» EXERCISE DETAILS
From the listing below, pull each line that includes "frac".

****

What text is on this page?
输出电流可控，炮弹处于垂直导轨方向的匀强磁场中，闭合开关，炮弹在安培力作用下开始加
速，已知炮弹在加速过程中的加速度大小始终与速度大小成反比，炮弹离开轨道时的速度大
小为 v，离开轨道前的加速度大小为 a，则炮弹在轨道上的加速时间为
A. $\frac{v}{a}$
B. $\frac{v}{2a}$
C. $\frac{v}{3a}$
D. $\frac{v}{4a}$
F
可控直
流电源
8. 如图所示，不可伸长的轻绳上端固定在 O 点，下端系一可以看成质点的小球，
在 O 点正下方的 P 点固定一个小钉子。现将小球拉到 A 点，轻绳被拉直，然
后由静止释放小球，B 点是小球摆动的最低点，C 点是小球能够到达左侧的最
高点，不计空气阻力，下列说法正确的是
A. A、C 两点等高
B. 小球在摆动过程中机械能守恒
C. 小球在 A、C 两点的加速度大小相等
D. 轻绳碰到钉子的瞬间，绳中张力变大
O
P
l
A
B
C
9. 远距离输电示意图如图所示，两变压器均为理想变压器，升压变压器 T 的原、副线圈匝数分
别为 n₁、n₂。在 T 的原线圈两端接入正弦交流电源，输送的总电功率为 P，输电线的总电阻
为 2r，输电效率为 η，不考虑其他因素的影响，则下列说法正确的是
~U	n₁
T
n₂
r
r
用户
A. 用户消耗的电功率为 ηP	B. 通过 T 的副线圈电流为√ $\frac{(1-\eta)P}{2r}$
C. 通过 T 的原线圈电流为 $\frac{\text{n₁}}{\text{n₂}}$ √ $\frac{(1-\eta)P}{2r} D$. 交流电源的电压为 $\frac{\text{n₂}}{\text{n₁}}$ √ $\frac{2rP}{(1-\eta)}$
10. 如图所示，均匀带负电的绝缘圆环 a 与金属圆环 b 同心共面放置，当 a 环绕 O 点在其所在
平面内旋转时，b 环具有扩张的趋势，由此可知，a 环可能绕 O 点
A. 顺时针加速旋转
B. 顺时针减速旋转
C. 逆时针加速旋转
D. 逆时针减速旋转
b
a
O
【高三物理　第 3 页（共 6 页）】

****

» FULL ANSWER
A. $\frac{v}{a}$
B. $\frac{v}{2a}$
C. $\frac{v}{3a}$
D. $\frac{v}{4a}$
A. 用户消耗的电功率为 ηP	B. 通过 T 的副线圈电流为√ $\frac{(1-\eta)P}{2r}$
C. 通过 T 的原线圈电流为 $\frac{\text{n₁}}{\text{n₂}}$ √ $\frac{(1-\eta)P}{2r} D$. 交流电源的电压为 $\frac{\text{n₂}}{\text{n₁}}$ √ $\frac{2rP}{(1-\eta)}$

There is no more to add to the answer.